**Task to carry out**:
The response should be the data again, identical in every line.

**Records**:

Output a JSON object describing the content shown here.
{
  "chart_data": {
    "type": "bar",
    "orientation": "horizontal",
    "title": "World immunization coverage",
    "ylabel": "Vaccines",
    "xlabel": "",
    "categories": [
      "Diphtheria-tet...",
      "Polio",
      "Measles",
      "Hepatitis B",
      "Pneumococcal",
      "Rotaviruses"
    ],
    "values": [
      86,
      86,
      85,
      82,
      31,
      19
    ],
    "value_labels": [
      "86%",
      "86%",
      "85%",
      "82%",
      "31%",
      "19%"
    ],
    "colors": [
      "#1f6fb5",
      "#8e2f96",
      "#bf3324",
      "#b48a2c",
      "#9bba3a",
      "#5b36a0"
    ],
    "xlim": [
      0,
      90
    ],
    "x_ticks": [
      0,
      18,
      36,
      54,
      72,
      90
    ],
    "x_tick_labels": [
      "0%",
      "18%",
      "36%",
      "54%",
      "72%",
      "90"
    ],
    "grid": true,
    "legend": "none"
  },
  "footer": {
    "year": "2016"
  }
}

**Task output**:
Output a JSON object describing the content shown here.
{
  "chart_data": {
    "type": "bar",
    "orientation": "horizontal",
    "title": "World immunization coverage",
    "ylabel": "Vaccines",
    "xlabel": "",
    "categories": [
      "Diphtheria-tet...",
      "Polio",
      "Measles",
      "Hepatitis B",
      "Pneumococcal",
      "Rotaviruses"
    ],
    "values": [
      86,
      86,
      85,
      82,
      31,
      19
    ],
    "value_labels": [
      "86%",
      "86%",
      "85%",
      "82%",
      "31%",
      "19%"
    ],
    "colors": [
      "#1f6fb5",
      "#8e2f96",
      "#bf3324",
      "#b48a2c",
      "#9bba3a",
      "#5b36a0"
    ],
    "xlim": [
      0,
      90
    ],
    "x_ticks": [
      0,
      18,
      36,
      54,
      72,
      90
    ],
    "x_tick_labels": [
      "0%",
      "18%",
      "36%",
      "54%",
      "72%",
      "90"
    ],
    "grid": true,
    "legend": "none"
  },
  "footer": {
    "year": "2016"
  }
}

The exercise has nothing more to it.